## What this task involves
Note each line where "York" appears, and copy it.

(Recorded data)
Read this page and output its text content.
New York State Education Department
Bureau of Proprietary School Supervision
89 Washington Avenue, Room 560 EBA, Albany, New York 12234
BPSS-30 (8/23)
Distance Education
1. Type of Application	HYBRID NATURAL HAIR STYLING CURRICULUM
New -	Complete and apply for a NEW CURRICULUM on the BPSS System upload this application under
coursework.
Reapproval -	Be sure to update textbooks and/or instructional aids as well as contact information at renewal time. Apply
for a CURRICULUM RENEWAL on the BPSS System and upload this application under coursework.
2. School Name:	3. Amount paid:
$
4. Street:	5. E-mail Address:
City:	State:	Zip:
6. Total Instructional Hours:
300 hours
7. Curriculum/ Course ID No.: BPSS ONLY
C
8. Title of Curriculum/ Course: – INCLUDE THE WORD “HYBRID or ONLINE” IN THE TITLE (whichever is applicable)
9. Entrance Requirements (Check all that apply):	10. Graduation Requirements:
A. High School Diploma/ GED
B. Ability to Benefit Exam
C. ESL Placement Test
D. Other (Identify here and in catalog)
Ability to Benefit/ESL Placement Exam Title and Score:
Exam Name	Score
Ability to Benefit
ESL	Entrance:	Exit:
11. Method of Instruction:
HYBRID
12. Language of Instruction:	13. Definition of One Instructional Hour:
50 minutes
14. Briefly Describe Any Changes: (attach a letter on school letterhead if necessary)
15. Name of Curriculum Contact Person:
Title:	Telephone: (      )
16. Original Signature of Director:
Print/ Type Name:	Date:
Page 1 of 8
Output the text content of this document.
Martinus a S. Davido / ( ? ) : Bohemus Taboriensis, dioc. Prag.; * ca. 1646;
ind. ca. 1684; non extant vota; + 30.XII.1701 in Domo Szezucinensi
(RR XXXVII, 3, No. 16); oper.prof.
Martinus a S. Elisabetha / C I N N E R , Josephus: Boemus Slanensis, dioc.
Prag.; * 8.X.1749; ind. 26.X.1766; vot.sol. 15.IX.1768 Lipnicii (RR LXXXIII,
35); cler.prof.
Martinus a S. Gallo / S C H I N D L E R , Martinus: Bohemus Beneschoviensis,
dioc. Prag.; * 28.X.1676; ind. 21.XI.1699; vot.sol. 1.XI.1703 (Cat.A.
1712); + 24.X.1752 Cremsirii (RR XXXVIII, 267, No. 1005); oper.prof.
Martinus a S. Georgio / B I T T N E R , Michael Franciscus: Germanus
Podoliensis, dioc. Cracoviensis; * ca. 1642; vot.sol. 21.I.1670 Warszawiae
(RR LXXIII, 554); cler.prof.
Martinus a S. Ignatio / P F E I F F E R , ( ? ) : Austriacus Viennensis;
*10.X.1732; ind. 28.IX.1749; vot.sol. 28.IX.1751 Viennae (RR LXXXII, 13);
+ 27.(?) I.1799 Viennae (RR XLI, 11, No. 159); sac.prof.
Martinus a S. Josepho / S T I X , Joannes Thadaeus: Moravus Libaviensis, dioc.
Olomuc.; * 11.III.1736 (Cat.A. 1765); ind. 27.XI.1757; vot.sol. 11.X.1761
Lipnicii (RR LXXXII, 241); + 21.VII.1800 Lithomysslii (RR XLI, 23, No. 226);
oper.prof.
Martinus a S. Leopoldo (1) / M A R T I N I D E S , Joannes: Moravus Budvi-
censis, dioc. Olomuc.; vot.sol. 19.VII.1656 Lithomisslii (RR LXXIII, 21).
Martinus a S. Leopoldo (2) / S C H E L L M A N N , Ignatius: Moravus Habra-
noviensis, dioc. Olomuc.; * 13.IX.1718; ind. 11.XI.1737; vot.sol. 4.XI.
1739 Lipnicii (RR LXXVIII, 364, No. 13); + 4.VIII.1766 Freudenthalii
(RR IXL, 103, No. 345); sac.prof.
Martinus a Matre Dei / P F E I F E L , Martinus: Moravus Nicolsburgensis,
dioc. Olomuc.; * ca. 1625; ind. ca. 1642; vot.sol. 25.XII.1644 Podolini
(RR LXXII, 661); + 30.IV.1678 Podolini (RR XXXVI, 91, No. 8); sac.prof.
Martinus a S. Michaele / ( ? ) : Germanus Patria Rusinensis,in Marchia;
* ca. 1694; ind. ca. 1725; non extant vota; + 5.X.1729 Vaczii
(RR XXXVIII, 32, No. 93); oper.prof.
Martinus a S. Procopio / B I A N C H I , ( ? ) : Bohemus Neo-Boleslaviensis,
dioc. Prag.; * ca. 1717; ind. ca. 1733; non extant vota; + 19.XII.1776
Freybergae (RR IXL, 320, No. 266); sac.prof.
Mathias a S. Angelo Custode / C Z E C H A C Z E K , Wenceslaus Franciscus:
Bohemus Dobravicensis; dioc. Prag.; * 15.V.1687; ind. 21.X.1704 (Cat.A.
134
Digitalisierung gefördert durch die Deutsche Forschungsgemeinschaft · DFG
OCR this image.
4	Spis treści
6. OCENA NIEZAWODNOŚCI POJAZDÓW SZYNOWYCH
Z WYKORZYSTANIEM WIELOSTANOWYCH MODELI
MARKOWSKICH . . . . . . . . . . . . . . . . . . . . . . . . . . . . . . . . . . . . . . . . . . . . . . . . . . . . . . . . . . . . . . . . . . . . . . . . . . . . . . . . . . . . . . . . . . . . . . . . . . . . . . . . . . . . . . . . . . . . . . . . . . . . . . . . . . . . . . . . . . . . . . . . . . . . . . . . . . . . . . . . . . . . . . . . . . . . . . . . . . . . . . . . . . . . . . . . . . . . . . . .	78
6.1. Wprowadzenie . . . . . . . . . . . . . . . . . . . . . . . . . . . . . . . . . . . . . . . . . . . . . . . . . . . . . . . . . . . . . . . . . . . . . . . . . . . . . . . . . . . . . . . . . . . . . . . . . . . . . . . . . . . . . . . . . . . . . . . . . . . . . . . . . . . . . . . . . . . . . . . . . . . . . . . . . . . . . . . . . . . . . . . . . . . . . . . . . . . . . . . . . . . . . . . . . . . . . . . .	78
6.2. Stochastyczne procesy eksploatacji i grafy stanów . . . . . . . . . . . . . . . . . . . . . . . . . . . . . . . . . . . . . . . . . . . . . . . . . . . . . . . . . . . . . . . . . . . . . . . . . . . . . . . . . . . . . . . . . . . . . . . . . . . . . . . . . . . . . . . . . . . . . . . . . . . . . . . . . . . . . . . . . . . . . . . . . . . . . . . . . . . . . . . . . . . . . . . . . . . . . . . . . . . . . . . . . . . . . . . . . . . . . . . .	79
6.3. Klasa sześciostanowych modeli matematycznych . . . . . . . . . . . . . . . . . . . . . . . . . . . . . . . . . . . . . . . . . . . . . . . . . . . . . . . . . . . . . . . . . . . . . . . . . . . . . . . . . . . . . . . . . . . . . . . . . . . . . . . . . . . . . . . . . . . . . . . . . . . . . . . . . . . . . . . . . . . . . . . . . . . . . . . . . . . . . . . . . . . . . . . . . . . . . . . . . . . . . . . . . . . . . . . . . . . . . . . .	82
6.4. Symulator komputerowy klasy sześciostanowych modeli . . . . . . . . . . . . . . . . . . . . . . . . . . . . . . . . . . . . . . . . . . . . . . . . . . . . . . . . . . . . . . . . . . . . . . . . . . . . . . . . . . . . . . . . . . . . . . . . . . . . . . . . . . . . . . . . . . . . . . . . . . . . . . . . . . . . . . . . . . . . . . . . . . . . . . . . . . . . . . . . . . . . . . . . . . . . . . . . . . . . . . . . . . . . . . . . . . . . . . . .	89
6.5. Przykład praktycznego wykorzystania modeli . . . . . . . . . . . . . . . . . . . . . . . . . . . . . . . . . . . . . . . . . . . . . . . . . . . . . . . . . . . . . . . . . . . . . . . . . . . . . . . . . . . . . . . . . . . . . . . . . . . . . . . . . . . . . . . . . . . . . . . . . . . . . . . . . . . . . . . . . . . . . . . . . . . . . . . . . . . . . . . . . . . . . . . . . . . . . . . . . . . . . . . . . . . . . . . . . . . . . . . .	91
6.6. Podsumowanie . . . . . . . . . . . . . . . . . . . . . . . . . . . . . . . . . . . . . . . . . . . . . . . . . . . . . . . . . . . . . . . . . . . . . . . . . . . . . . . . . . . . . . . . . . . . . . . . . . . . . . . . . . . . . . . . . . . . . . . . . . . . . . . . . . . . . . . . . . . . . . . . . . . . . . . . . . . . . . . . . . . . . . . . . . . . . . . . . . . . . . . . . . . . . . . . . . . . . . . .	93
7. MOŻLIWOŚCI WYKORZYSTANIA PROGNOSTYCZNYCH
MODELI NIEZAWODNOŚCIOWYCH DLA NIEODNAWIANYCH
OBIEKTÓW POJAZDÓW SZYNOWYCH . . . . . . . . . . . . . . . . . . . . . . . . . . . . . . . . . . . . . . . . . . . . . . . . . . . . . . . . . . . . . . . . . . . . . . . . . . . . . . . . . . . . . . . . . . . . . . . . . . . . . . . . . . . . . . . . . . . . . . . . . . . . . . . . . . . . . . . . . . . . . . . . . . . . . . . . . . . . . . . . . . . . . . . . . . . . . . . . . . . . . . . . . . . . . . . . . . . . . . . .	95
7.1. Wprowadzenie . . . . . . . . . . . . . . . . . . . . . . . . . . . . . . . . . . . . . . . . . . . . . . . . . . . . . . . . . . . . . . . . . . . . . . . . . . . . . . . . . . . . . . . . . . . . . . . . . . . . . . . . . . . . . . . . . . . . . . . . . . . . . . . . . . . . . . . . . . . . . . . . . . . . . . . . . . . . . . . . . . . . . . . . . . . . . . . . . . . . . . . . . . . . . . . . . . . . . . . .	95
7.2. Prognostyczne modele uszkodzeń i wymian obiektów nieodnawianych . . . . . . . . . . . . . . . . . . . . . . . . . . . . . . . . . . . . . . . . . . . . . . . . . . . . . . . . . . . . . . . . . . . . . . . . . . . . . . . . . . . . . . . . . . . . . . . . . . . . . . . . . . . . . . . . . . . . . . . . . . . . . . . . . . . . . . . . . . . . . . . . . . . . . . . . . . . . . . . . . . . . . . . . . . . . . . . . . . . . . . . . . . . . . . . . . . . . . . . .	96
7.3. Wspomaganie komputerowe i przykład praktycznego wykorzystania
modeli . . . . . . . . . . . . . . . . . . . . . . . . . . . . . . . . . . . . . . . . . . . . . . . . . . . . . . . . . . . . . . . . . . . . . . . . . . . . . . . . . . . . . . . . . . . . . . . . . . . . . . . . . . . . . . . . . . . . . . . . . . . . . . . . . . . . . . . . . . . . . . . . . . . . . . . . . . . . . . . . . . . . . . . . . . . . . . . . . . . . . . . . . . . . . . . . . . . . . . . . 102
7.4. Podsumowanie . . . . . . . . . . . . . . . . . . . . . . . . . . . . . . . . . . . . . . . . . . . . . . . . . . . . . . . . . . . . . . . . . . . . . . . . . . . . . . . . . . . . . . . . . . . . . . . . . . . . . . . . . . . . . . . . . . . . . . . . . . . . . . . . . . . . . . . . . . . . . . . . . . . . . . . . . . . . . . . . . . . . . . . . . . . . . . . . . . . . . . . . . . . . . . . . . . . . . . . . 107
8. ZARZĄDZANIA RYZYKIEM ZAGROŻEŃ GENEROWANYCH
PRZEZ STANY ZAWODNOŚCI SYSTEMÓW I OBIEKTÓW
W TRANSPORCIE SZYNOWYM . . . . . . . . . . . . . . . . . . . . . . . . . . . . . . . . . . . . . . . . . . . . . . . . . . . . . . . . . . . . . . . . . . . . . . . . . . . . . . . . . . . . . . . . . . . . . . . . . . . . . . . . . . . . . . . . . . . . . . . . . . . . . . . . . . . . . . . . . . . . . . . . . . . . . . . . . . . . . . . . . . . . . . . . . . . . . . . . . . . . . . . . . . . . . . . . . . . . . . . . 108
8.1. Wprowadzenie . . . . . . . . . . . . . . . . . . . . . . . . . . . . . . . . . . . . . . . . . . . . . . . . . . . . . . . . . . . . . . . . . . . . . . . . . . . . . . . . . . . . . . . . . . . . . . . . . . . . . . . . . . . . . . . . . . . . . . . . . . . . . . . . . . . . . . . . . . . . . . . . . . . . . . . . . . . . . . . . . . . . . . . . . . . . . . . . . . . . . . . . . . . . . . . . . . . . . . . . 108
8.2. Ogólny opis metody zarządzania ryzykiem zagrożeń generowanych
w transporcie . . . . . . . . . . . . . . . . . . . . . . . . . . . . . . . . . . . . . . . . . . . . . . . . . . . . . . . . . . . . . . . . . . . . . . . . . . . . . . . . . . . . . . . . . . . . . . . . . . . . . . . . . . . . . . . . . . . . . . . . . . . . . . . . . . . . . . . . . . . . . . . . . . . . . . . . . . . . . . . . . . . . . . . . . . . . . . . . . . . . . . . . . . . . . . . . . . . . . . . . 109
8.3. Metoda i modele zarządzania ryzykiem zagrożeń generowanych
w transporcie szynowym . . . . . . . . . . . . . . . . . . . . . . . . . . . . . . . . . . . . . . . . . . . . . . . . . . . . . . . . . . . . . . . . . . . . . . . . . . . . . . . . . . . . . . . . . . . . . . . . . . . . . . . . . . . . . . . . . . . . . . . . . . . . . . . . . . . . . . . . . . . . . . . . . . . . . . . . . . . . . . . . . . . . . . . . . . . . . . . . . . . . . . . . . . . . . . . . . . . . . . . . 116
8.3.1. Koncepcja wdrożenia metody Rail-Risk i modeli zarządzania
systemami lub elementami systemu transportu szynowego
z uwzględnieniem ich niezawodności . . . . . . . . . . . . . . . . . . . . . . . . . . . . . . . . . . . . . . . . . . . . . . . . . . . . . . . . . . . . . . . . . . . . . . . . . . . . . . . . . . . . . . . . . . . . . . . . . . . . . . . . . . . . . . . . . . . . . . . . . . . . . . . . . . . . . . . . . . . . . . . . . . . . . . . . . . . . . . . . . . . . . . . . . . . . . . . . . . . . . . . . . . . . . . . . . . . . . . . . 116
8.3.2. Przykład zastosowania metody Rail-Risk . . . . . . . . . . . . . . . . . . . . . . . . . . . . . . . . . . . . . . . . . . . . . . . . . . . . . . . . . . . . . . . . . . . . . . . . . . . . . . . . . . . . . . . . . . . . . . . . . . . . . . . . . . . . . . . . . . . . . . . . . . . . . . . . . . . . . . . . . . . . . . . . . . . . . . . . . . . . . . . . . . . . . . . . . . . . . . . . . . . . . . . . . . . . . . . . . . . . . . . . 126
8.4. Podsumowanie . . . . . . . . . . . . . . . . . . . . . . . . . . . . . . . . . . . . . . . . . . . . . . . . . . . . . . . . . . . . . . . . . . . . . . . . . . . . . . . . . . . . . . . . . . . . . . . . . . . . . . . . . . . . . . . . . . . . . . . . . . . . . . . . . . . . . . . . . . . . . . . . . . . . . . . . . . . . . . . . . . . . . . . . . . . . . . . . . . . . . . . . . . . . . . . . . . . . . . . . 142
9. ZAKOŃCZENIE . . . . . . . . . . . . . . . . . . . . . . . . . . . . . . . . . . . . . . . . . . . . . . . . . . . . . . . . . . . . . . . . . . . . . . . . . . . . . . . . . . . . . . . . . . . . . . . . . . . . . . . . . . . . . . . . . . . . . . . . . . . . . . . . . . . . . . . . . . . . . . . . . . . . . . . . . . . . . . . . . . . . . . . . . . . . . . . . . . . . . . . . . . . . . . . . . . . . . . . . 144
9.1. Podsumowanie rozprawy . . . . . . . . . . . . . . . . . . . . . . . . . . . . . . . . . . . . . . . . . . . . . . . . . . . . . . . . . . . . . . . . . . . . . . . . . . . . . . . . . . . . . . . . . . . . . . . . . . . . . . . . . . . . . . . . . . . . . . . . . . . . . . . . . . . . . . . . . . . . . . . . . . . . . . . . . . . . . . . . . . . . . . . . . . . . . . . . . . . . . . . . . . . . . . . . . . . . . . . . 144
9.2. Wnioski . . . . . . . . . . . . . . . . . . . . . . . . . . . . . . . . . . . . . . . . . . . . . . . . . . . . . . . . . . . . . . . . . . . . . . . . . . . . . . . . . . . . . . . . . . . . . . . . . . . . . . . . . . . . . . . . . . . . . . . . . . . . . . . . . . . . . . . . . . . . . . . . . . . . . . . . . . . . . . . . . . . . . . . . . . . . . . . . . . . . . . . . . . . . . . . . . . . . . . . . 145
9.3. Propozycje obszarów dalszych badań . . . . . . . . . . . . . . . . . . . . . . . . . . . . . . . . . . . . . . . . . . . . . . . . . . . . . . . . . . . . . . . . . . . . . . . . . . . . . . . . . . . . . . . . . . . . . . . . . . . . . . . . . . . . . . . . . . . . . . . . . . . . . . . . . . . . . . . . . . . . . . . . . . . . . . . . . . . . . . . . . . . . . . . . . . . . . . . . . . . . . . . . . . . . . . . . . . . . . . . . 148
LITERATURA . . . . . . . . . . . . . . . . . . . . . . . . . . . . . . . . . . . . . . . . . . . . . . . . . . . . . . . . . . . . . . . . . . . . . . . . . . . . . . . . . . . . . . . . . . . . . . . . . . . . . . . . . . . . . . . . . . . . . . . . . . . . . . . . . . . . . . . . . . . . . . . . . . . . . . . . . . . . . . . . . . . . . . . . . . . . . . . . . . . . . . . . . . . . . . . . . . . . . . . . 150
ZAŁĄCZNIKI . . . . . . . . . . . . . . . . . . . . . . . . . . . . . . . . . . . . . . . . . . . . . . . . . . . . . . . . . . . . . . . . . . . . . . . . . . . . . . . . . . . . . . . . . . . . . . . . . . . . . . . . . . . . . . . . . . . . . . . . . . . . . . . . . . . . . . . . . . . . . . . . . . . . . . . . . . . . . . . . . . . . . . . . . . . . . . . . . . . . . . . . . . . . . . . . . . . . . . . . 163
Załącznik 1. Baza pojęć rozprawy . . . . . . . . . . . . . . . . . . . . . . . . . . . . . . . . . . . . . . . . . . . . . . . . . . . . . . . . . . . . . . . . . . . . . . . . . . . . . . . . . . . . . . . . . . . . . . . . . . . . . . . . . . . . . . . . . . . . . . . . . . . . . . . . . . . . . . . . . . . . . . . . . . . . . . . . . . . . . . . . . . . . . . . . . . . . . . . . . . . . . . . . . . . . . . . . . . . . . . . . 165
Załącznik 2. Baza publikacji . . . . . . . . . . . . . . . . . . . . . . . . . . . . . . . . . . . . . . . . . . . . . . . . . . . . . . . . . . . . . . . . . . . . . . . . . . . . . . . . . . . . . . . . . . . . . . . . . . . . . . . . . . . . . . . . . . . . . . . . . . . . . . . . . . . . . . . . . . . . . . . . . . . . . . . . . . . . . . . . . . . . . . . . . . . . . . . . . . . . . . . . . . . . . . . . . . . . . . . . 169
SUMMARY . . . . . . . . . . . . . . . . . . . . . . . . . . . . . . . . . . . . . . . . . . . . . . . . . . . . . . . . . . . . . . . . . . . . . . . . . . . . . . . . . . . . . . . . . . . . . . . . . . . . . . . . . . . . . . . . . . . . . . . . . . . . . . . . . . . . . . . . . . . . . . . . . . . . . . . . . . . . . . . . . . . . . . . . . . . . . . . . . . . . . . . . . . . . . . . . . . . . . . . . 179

## Answer to this exercise
New York State Education Department
89 Washington Avenue, Room 560 EBA, Albany, New York 12234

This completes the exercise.